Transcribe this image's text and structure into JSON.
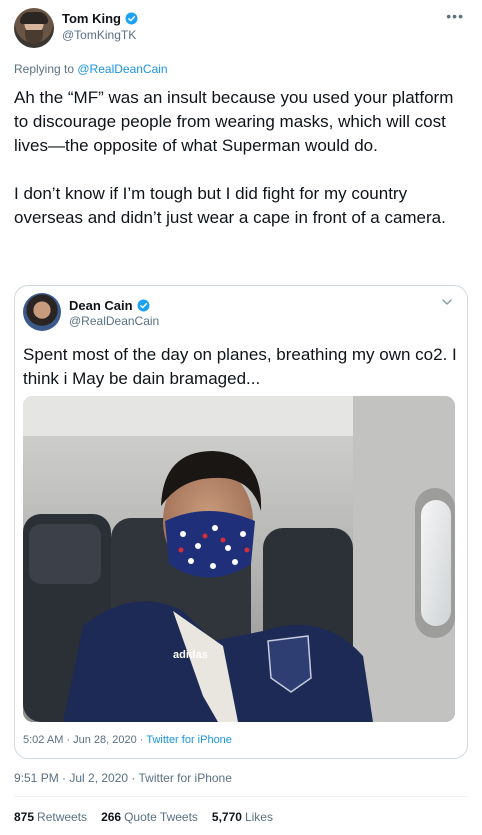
{
  "author": {
    "name": "Tom King",
    "handle": "@TomKingTK",
    "verified_color": "#1da1f2"
  },
  "more_icon": "more-horizontal-icon",
  "reply": {
    "prefix": "Replying to ",
    "target": "@RealDeanCain"
  },
  "text": {
    "paragraph1": "Ah the “MF” was an insult because you used your platform to discourage people from wearing masks, which will cost lives—the opposite of what Superman would do.",
    "paragraph2": "I don’t know if I’m tough but I did  fight for my country overseas and didn’t just wear a cape in front of a camera."
  },
  "quoted": {
    "name": "Dean Cain",
    "handle": "@RealDeanCain",
    "text": "Spent most of the day on planes, breathing my own co2.  I think i May be dain bramaged...",
    "date": "5:02 AM · Jun 28, 2020 · ",
    "source": "Twitter for iPhone",
    "photo_jacket_brand": "adidas"
  },
  "meta": "9:51 PM · Jul 2, 2020 · Twitter for iPhone",
  "stats": {
    "retweets_count": "875",
    "retweets_label": "Retweets",
    "quotes_count": "266",
    "quotes_label": "Quote Tweets",
    "likes_count": "5,770",
    "likes_label": "Likes"
  }
}
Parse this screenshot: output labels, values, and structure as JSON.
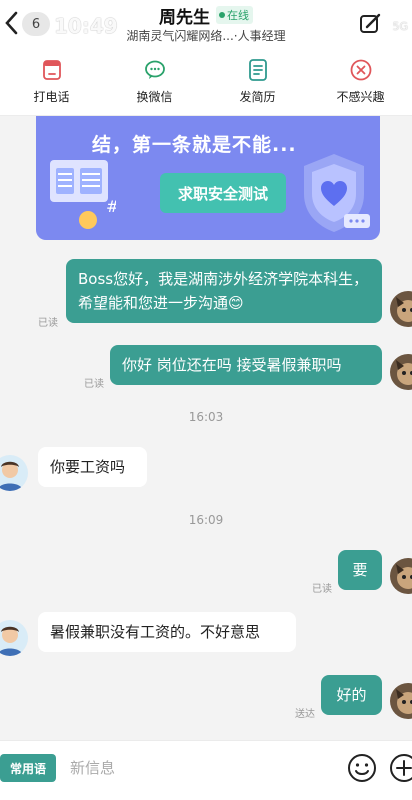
{
  "header": {
    "unread_count": "6",
    "time": "10:49",
    "name": "周先生",
    "online_label": "在线",
    "subtitle": "湖南灵气闪耀网络...·人事经理",
    "network": "5G"
  },
  "actions": [
    {
      "label": "打电话",
      "icon": "phone-icon"
    },
    {
      "label": "换微信",
      "icon": "wechat-icon"
    },
    {
      "label": "发简历",
      "icon": "resume-icon"
    },
    {
      "label": "不感兴趣",
      "icon": "not-interested-icon"
    }
  ],
  "banner": {
    "text": "结，第一条就是不能...",
    "button": "求职安全测试"
  },
  "messages": {
    "m1": {
      "text": "Boss您好，我是湖南涉外经济学院本科生，希望能和您进一步沟通😊",
      "status": "已读"
    },
    "m2": {
      "text": "你好 岗位还在吗 接受暑假兼职吗",
      "status": "已读"
    },
    "ts1": "16:03",
    "m3": {
      "text": "你要工资吗"
    },
    "ts2": "16:09",
    "m4": {
      "text": "要",
      "status": "已读"
    },
    "m5": {
      "text": "暑假兼职没有工资的。不好意思"
    },
    "m6": {
      "text": "好的",
      "status": "送达"
    }
  },
  "input": {
    "phrases_label": "常用语",
    "placeholder": "新信息"
  },
  "colors": {
    "accent": "#3b9e92",
    "banner": "#7c89f0",
    "online": "#2aa26b"
  }
}
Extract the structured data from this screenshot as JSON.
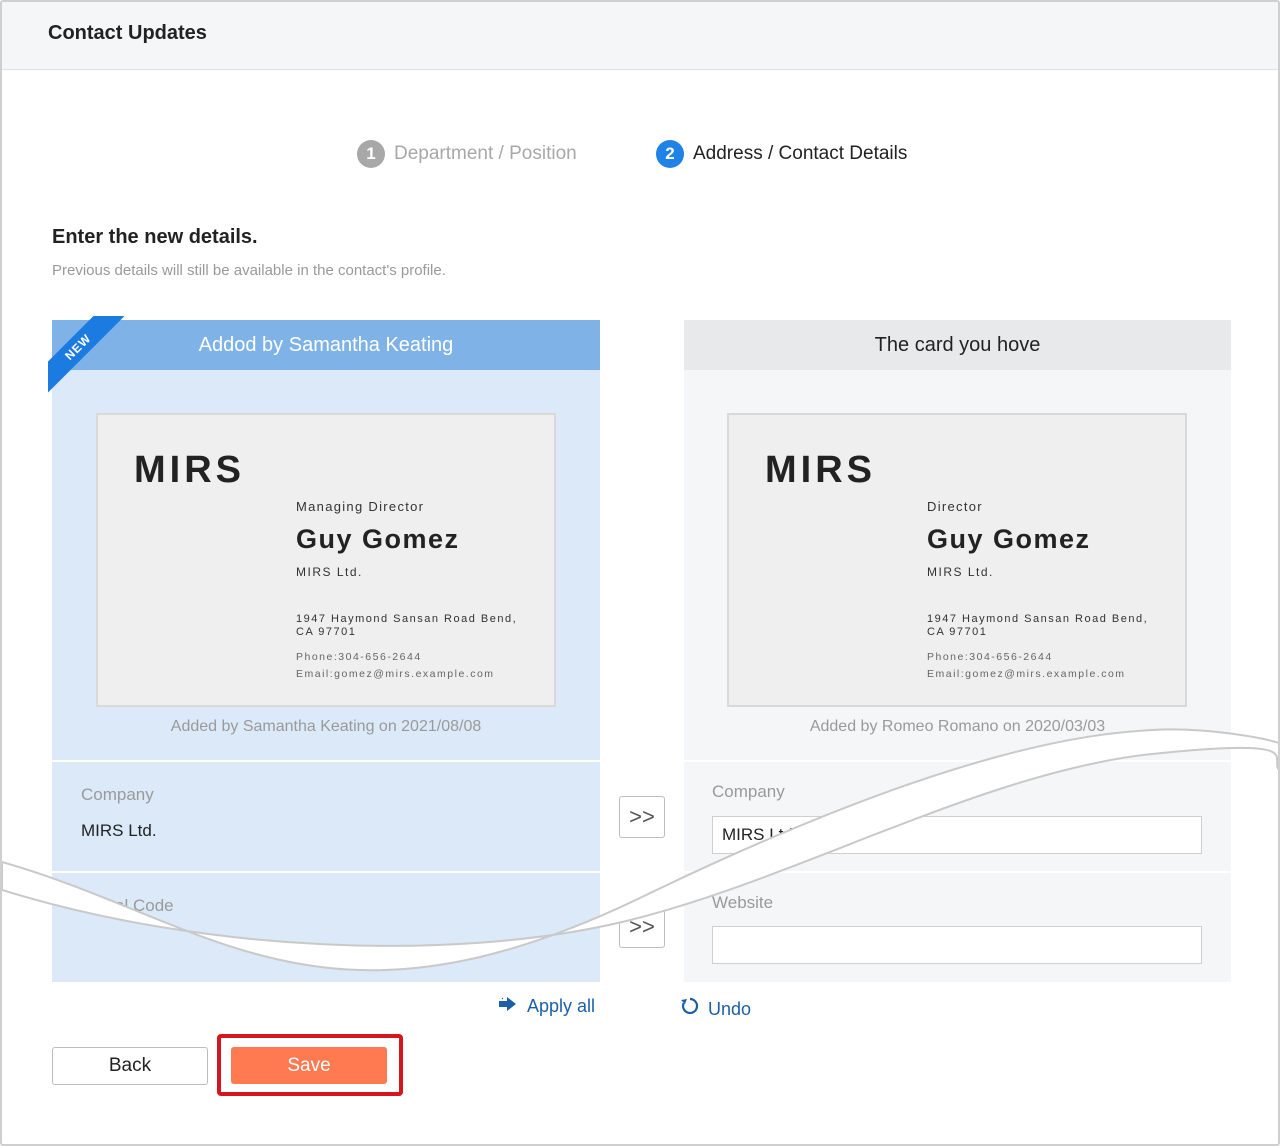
{
  "app": {
    "title": "Contact Updates"
  },
  "steps": [
    {
      "number": "1",
      "label": "Department / Position",
      "state": "done"
    },
    {
      "number": "2",
      "label": "Address / Contact Details",
      "state": "active"
    }
  ],
  "main": {
    "heading": "Enter the new details.",
    "subtext": "Previous details will still be available in the contact's profile."
  },
  "left_panel": {
    "badge": "NEW",
    "header": "Addod by Samantha Keating",
    "card": {
      "logo": "MIRS",
      "title": "Managing Director",
      "name": "Guy Gomez",
      "company": "MIRS Ltd.",
      "address_line1": "1947 Haymond Sansan Road Bend,",
      "address_line2": "CA 97701",
      "phone": "Phone:304-656-2644",
      "email": "Email:gomez@mirs.example.com"
    },
    "added_note": "Added by Samantha Keating on 2021/08/08",
    "fields": [
      {
        "label": "Company",
        "value": "MIRS Ltd."
      },
      {
        "label": "Postal Code",
        "value": ""
      }
    ]
  },
  "right_panel": {
    "header": "The card you hove",
    "card": {
      "logo": "MIRS",
      "title": "Director",
      "name": "Guy Gomez",
      "company": "MIRS Ltd.",
      "address_line1": "1947 Haymond Sansan Road Bend,",
      "address_line2": "CA 97701",
      "phone": "Phone:304-656-2644",
      "email": "Email:gomez@mirs.example.com"
    },
    "added_note": "Added by Romeo Romano on 2020/03/03",
    "fields": [
      {
        "label": "Company",
        "value": "MIRS Ltd."
      },
      {
        "label": "Website",
        "value": ""
      }
    ]
  },
  "transfer": {
    "arrow": ">>"
  },
  "actions": {
    "apply_all": "Apply all",
    "undo": "Undo",
    "back": "Back",
    "save": "Save"
  },
  "colors": {
    "accent_blue": "#1e82e6",
    "link_blue": "#1b5fa8",
    "save_orange": "#ff7a50",
    "highlight_red": "#d6151c",
    "new_panel_bg": "#dbe9f9",
    "new_panel_header": "#7fb2e6"
  },
  "icons": {
    "apply_all": "arrow-right-icon",
    "undo": "undo-icon"
  }
}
-----
**Stated exercise**
Pictures in the records above are left out; print everything else exactly as written.

**Correct result**
Transcribe this image's text and structure into JSON.
{
  "author": {
    "name": "Tom King",
    "handle": "@TomKingTK",
    "verified_color": "#1da1f2"
  },
  "more_icon": "more-horizontal-icon",
  "reply": {
    "prefix": "Replying to ",
    "target": "@RealDeanCain"
  },
  "text": {
    "paragraph1": "Ah the “MF” was an insult because you used your platform to discourage people from wearing masks, which will cost lives—the opposite of what Superman would do.",
    "paragraph2": "I don’t know if I’m tough but I did  fight for my country overseas and didn’t just wear a cape in front of a camera."
  },
  "quoted": {
    "name": "Dean Cain",
    "handle": "@RealDeanCain",
    "text": "Spent most of the day on planes, breathing my own co2.  I think i May be dain bramaged...",
    "date": "5:02 AM · Jun 28, 2020 · ",
    "source": "Twitter for iPhone",
    "photo_jacket_brand": "adidas"
  },
  "meta": "9:51 PM · Jul 2, 2020 · Twitter for iPhone",
  "stats": {
    "retweets_count": "875",
    "retweets_label": "Retweets",
    "quotes_count": "266",
    "quotes_label": "Quote Tweets",
    "likes_count": "5,770",
    "likes_label": "Likes"
  }
}
Parse this screenshot: output labels, values, and structure as JSON.
{
  "header": {
    "unread_count": "6",
    "time": "10:49",
    "name": "周先生",
    "online_label": "在线",
    "subtitle": "湖南灵气闪耀网络...·人事经理",
    "network": "5G"
  },
  "actions": [
    {
      "label": "打电话",
      "icon": "phone-icon"
    },
    {
      "label": "换微信",
      "icon": "wechat-icon"
    },
    {
      "label": "发简历",
      "icon": "resume-icon"
    },
    {
      "label": "不感兴趣",
      "icon": "not-interested-icon"
    }
  ],
  "banner": {
    "text": "结，第一条就是不能...",
    "button": "求职安全测试"
  },
  "messages": {
    "m1": {
      "text": "Boss您好，我是湖南涉外经济学院本科生，希望能和您进一步沟通😊",
      "status": "已读"
    },
    "m2": {
      "text": "你好 岗位还在吗 接受暑假兼职吗",
      "status": "已读"
    },
    "ts1": "16:03",
    "m3": {
      "text": "你要工资吗"
    },
    "ts2": "16:09",
    "m4": {
      "text": "要",
      "status": "已读"
    },
    "m5": {
      "text": "暑假兼职没有工资的。不好意思"
    },
    "m6": {
      "text": "好的",
      "status": "送达"
    }
  },
  "input": {
    "phrases_label": "常用语",
    "placeholder": "新信息"
  },
  "colors": {
    "accent": "#3b9e92",
    "banner": "#7c89f0",
    "online": "#2aa26b"
  }
}
Extract the structured data from this screenshot as JSON.
{
  "app": {
    "title": "Contact Updates"
  },
  "steps": [
    {
      "number": "1",
      "label": "Department / Position",
      "state": "done"
    },
    {
      "number": "2",
      "label": "Address / Contact Details",
      "state": "active"
    }
  ],
  "main": {
    "heading": "Enter the new details.",
    "subtext": "Previous details will still be available in the contact's profile."
  },
  "left_panel": {
    "badge": "NEW",
    "header": "Addod by Samantha Keating",
    "card": {
      "logo": "MIRS",
      "title": "Managing Director",
      "name": "Guy Gomez",
      "company": "MIRS Ltd.",
      "address_line1": "1947 Haymond Sansan Road Bend,",
      "address_line2": "CA 97701",
      "phone": "Phone:304-656-2644",
      "email": "Email:gomez@mirs.example.com"
    },
    "added_note": "Added by Samantha Keating on 2021/08/08",
    "fields": [
      {
        "label": "Company",
        "value": "MIRS Ltd."
      },
      {
        "label": "Postal Code",
        "value": ""
      }
    ]
  },
  "right_panel": {
    "header": "The card you hove",
    "card": {
      "logo": "MIRS",
      "title": "Director",
      "name": "Guy Gomez",
      "company": "MIRS Ltd.",
      "address_line1": "1947 Haymond Sansan Road Bend,",
      "address_line2": "CA 97701",
      "phone": "Phone:304-656-2644",
      "email": "Email:gomez@mirs.example.com"
    },
    "added_note": "Added by Romeo Romano on 2020/03/03",
    "fields": [
      {
        "label": "Company",
        "value": "MIRS Ltd."
      },
      {
        "label": "Website",
        "value": ""
      }
    ]
  },
  "transfer": {
    "arrow": ">>"
  },
  "actions": {
    "apply_all": "Apply all",
    "undo": "Undo",
    "back": "Back",
    "save": "Save"
  },
  "colors": {
    "accent_blue": "#1e82e6",
    "link_blue": "#1b5fa8",
    "save_orange": "#ff7a50",
    "highlight_red": "#d6151c",
    "new_panel_bg": "#dbe9f9",
    "new_panel_header": "#7fb2e6"
  },
  "icons": {
    "apply_all": "arrow-right-icon",
    "undo": "undo-icon"
  }
}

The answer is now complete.